-------- Material provided
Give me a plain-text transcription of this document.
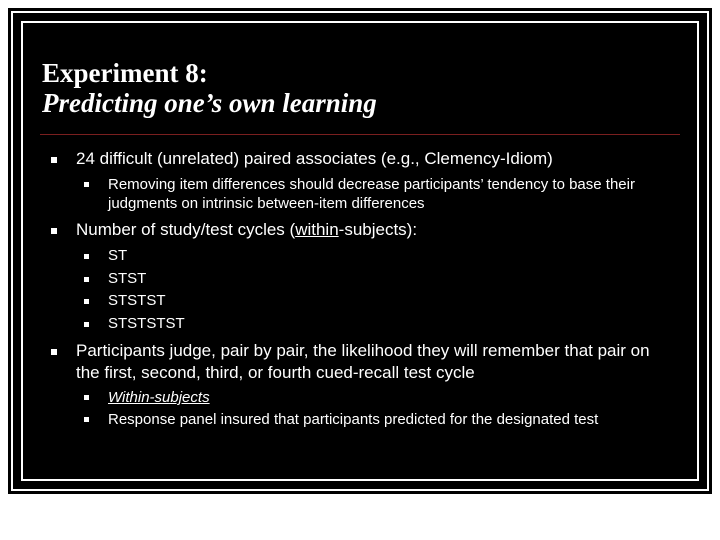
Experiment 8:
Predicting one’s own learning

24 difficult (unrelated) paired associates (e.g., Clemency-Idiom)

Removing item differences should decrease participants’ tendency to base their judgments on intrinsic between-item differences

Number of study/test cycles (within-subjects):

ST

STST

STSTST

STSTSTST

Participants judge, pair by pair, the likelihood they will remember that pair on the first, second, third, or fourth cued-recall test cycle

Within-subjects

Response panel insured that participants predicted for the designated test
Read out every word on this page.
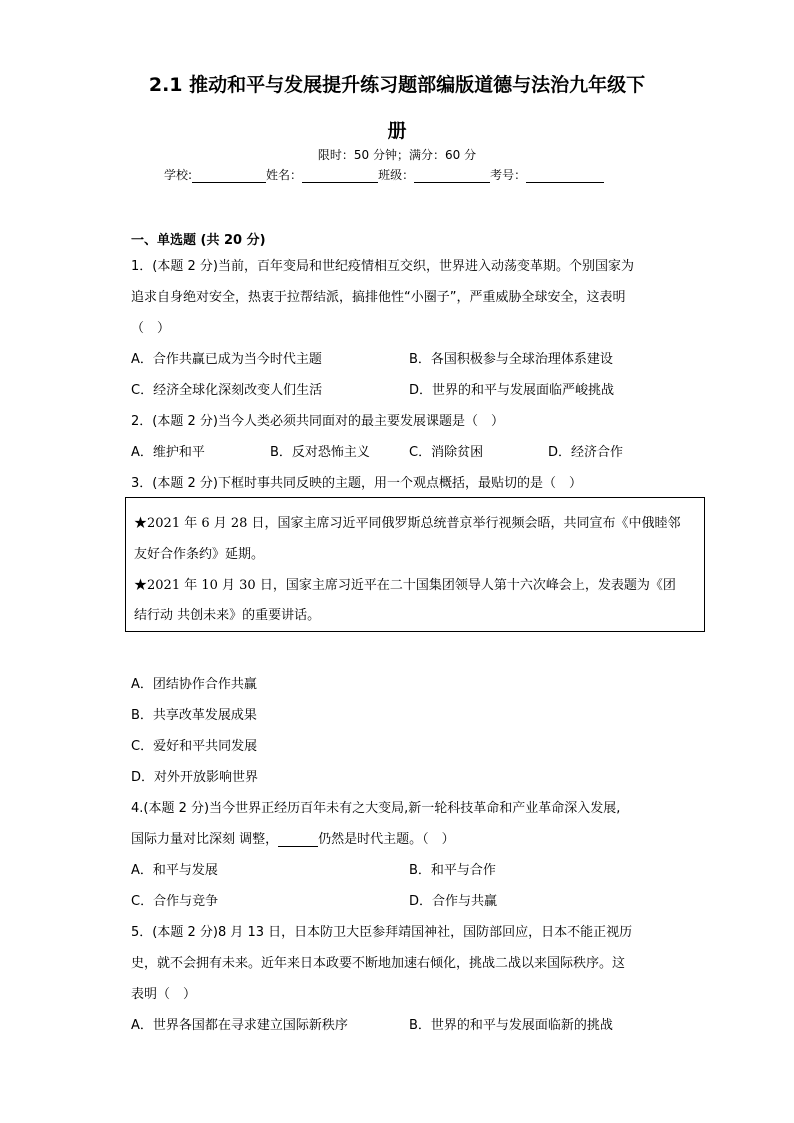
2.1 推动和平与发展提升练习题部编版道德与法治九年级下
册
限时：50 分钟；满分：60 分
学校:	姓名：	班级：	考号：
一、单选题 (共 20 分)
1．(本题 2 分)当前，百年变局和世纪疫情相互交织，世界进入动荡变革期。个别国家为
追求自身绝对安全，热衷于拉帮结派，搞排他性“小圈子”，严重威胁全球安全，这表明
（　）
A．合作共赢已成为当今时代主题	B．各国积极参与全球治理体系建设
C．经济全球化深刻改变人们生活	D．世界的和平与发展面临严峻挑战
2．(本题 2 分)当今人类必须共同面对的最主要发展课题是（　）
A．维护和平	B．反对恐怖主义	C．消除贫困	D．经济合作
3．(本题 2 分)下框时事共同反映的主题，用一个观点概括，最贴切的是（　）
★2021 年 6 月 28 日，国家主席习近平同俄罗斯总统普京举行视频会晤，共同宣布《中俄睦邻
友好合作条约》延期。
★2021 年 10 月 30 日，国家主席习近平在二十国集团领导人第十六次峰会上，发表题为《团
结行动 共创未来》的重要讲话。
A．团结协作合作共赢
B．共享改革发展成果
C．爱好和平共同发展
D．对外开放影响世界
4.(本题 2 分)当今世界正经历百年未有之大变局,新一轮科技革命和产业革命深入发展,
国际力量对比深刻 调整，	仍然是时代主题。（　）
A．和平与发展	B．和平与合作
C．合作与竞争	D．合作与共赢
5．(本题 2 分)8 月 13 日，日本防卫大臣参拜靖国神社，国防部回应，日本不能正视历
史，就不会拥有未来。近年来日本政要不断地加速右倾化，挑战二战以来国际秩序。这
表明（　）
A．世界各国都在寻求建立国际新秩序	B．世界的和平与发展面临新的挑战
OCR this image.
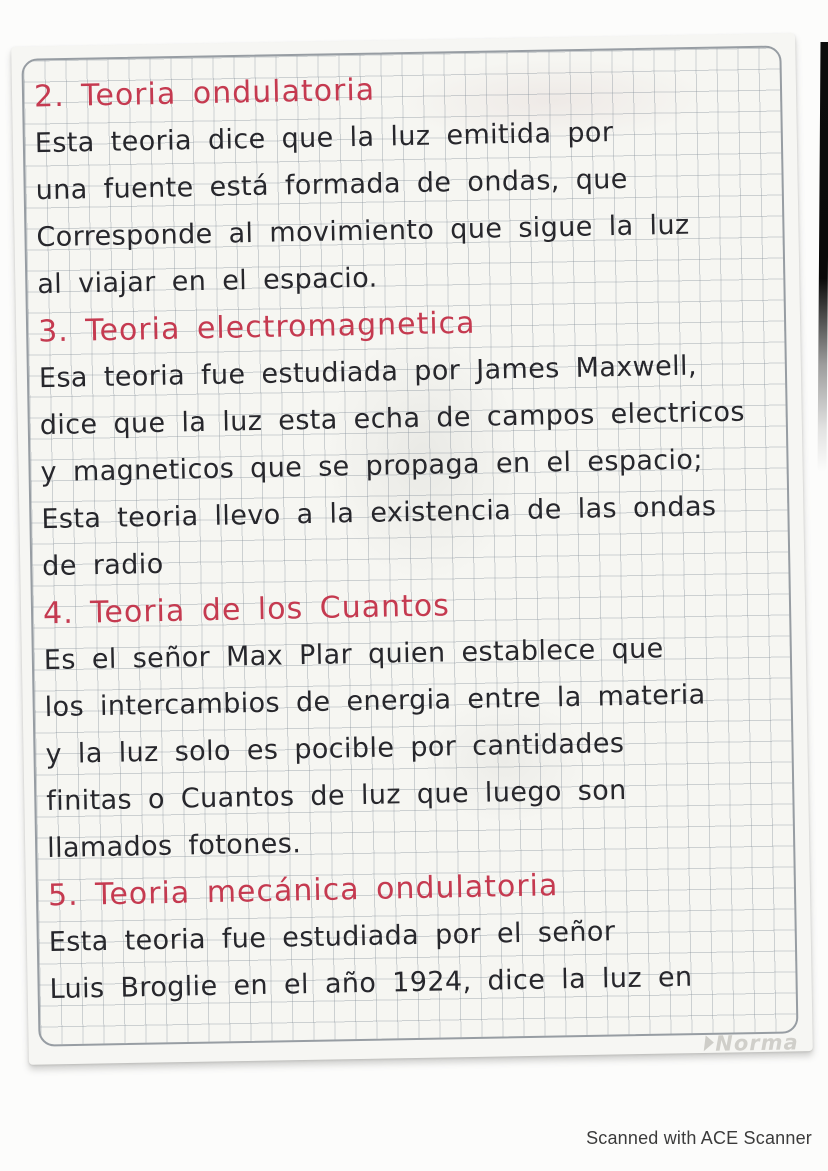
2. Teoria ondulatoria
Esta teoria dice que la luz emitida por
una fuente está formada de ondas, que
Corresponde al movimiento que sigue la luz
al viajar en el espacio.
3. Teoria electromagnetica
Esa teoria fue estudiada por James Maxwell,
dice que la luz esta echa de campos electricos
y magneticos que se propaga en el espacio;
Esta teoria llevo a la existencia de las ondas
de radio
4. Teoria de los Cuantos
Es el señor Max Plar quien establece que
los intercambios de energia entre la materia
y la luz solo es pocible por cantidades
finitas o Cuantos de luz que luego son
llamados fotones.
5. Teoria mecánica ondulatoria
Esta teoria fue estudiada por el señor
Luis Broglie en el año 1924, dice la luz en
Norma
Scanned with ACE Scanner
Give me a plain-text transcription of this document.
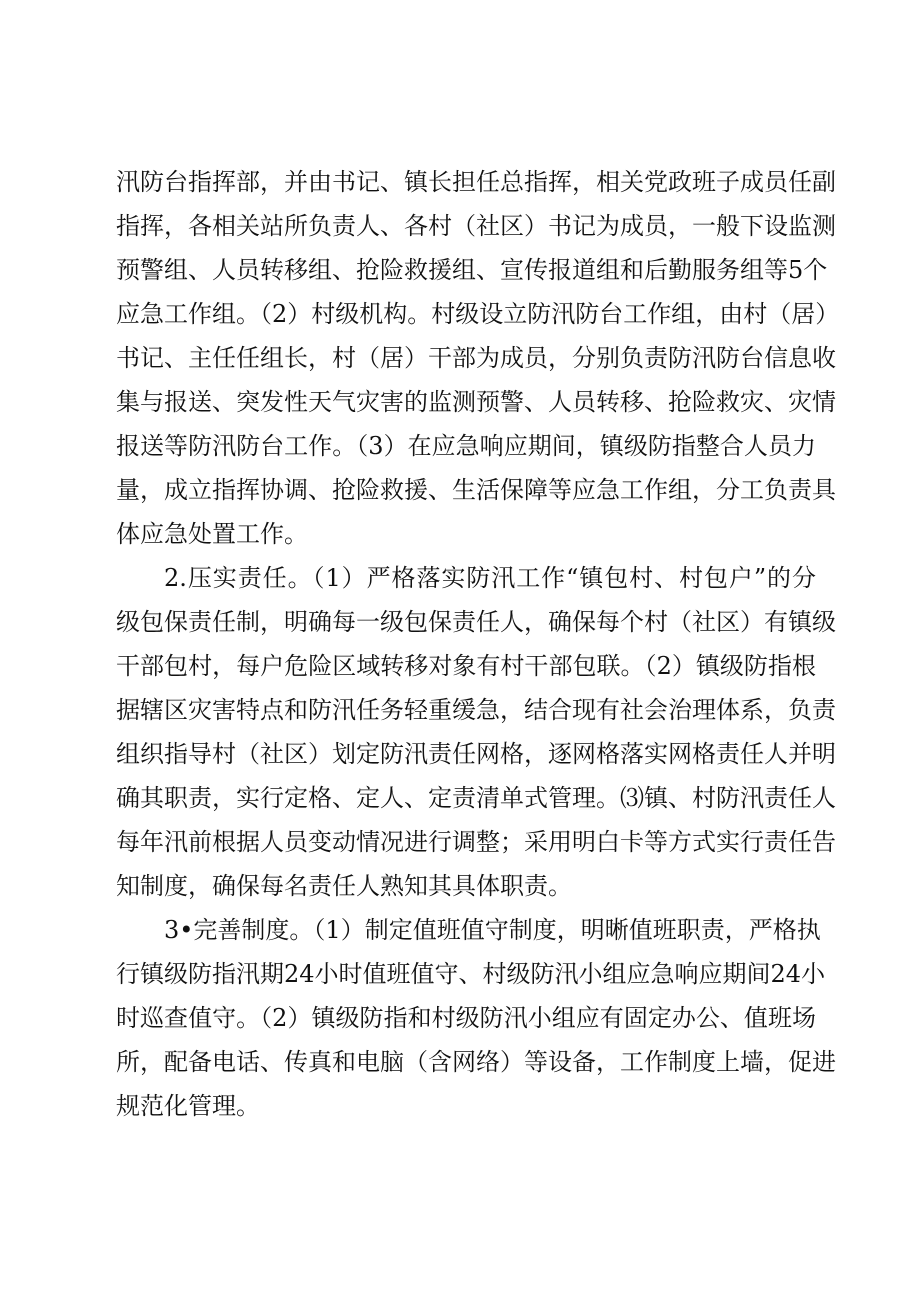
汛防台指挥部，并由书记、镇长担任总指挥，相关党政班子成员任副
指挥，各相关站所负责人、各村（社区）书记为成员，一般下设监测
预警组、人员转移组、抢险救援组、宣传报道组和后勤服务组等5个
应急工作组。（2）村级机构。村级设立防汛防台工作组，由村（居）
书记、主任任组长，村（居）干部为成员，分别负责防汛防台信息收
集与报送、突发性天气灾害的监测预警、人员转移、抢险救灾、灾情
报送等防汛防台工作。（3）在应急响应期间，镇级防指整合人员力
量，成立指挥协调、抢险救援、生活保障等应急工作组，分工负责具
体应急处置工作。
2.压实责任。（1）严格落实防汛工作“镇包村、村包户”的分
级包保责任制，明确每一级包保责任人，确保每个村（社区）有镇级
干部包村，每户危险区域转移对象有村干部包联。（2）镇级防指根
据辖区灾害特点和防汛任务轻重缓急，结合现有社会治理体系，负责
组织指导村（社区）划定防汛责任网格，逐网格落实网格责任人并明
确其职责，实行定格、定人、定责清单式管理。⑶镇、村防汛责任人
每年汛前根据人员变动情况进行调整；采用明白卡等方式实行责任告
知制度，确保每名责任人熟知其具体职责。
3•完善制度。（1）制定值班值守制度，明晰值班职责，严格执
行镇级防指汛期24小时值班值守、村级防汛小组应急响应期间24小
时巡查值守。（2）镇级防指和村级防汛小组应有固定办公、值班场
所，配备电话、传真和电脑（含网络）等设备，工作制度上墙，促进
规范化管理。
----------------
#### Stated goal
Quote all the records verbatim, dropping any pictures from your copy.

#### Reply to the task
Give me a plain-text transcription of this document.
Experiment 8:
Predicting one’s own learning

24 difficult (unrelated) paired associates (e.g., Clemency-Idiom)

Removing item differences should decrease participants’ tendency to base their judgments on intrinsic between-item differences

Number of study/test cycles (within-subjects):

ST

STST

STSTST

STSTSTST

Participants judge, pair by pair, the likelihood they will remember that pair on the first, second, third, or fourth cued-recall test cycle

Within-subjects

Response panel insured that participants predicted for the designated test
Read out every word on this page.
2.1 推动和平与发展提升练习题部编版道德与法治九年级下
册
限时：50 分钟；满分：60 分
学校:	姓名：	班级：	考号：
一、单选题 (共 20 分)
1．(本题 2 分)当前，百年变局和世纪疫情相互交织，世界进入动荡变革期。个别国家为
追求自身绝对安全，热衷于拉帮结派，搞排他性“小圈子”，严重威胁全球安全，这表明
（　）
A．合作共赢已成为当今时代主题	B．各国积极参与全球治理体系建设
C．经济全球化深刻改变人们生活	D．世界的和平与发展面临严峻挑战
2．(本题 2 分)当今人类必须共同面对的最主要发展课题是（　）
A．维护和平	B．反对恐怖主义	C．消除贫困	D．经济合作
3．(本题 2 分)下框时事共同反映的主题，用一个观点概括，最贴切的是（　）
★2021 年 6 月 28 日，国家主席习近平同俄罗斯总统普京举行视频会晤，共同宣布《中俄睦邻
友好合作条约》延期。
★2021 年 10 月 30 日，国家主席习近平在二十国集团领导人第十六次峰会上，发表题为《团
结行动 共创未来》的重要讲话。
A．团结协作合作共赢
B．共享改革发展成果
C．爱好和平共同发展
D．对外开放影响世界
4.(本题 2 分)当今世界正经历百年未有之大变局,新一轮科技革命和产业革命深入发展,
国际力量对比深刻 调整，	仍然是时代主题。（　）
A．和平与发展	B．和平与合作
C．合作与竞争	D．合作与共赢
5．(本题 2 分)8 月 13 日，日本防卫大臣参拜靖国神社，国防部回应，日本不能正视历
史，就不会拥有未来。近年来日本政要不断地加速右倾化，挑战二战以来国际秩序。这
表明（　）
A．世界各国都在寻求建立国际新秩序	B．世界的和平与发展面临新的挑战
OCR this image.
2. Teoria ondulatoria
Esta teoria dice que la luz emitida por
una fuente está formada de ondas, que
Corresponde al movimiento que sigue la luz
al viajar en el espacio.
3. Teoria electromagnetica
Esa teoria fue estudiada por James Maxwell,
dice que la luz esta echa de campos electricos
y magneticos que se propaga en el espacio;
Esta teoria llevo a la existencia de las ondas
de radio
4. Teoria de los Cuantos
Es el señor Max Plar quien establece que
los intercambios de energia entre la materia
y la luz solo es pocible por cantidades
finitas o Cuantos de luz que luego son
llamados fotones.
5. Teoria mecánica ondulatoria
Esta teoria fue estudiada por el señor
Luis Broglie en el año 1924, dice la luz en
Norma
Scanned with ACE Scanner
Give me a plain-text transcription of this document.
汛防台指挥部，并由书记、镇长担任总指挥，相关党政班子成员任副
指挥，各相关站所负责人、各村（社区）书记为成员，一般下设监测
预警组、人员转移组、抢险救援组、宣传报道组和后勤服务组等5个
应急工作组。（2）村级机构。村级设立防汛防台工作组，由村（居）
书记、主任任组长，村（居）干部为成员，分别负责防汛防台信息收
集与报送、突发性天气灾害的监测预警、人员转移、抢险救灾、灾情
报送等防汛防台工作。（3）在应急响应期间，镇级防指整合人员力
量，成立指挥协调、抢险救援、生活保障等应急工作组，分工负责具
体应急处置工作。
2.压实责任。（1）严格落实防汛工作“镇包村、村包户”的分
级包保责任制，明确每一级包保责任人，确保每个村（社区）有镇级
干部包村，每户危险区域转移对象有村干部包联。（2）镇级防指根
据辖区灾害特点和防汛任务轻重缓急，结合现有社会治理体系，负责
组织指导村（社区）划定防汛责任网格，逐网格落实网格责任人并明
确其职责，实行定格、定人、定责清单式管理。⑶镇、村防汛责任人
每年汛前根据人员变动情况进行调整；采用明白卡等方式实行责任告
知制度，确保每名责任人熟知其具体职责。
3•完善制度。（1）制定值班值守制度，明晰值班职责，严格执
行镇级防指汛期24小时值班值守、村级防汛小组应急响应期间24小
时巡查值守。（2）镇级防指和村级防汛小组应有固定办公、值班场
所，配备电话、传真和电脑（含网络）等设备，工作制度上墙，促进
规范化管理。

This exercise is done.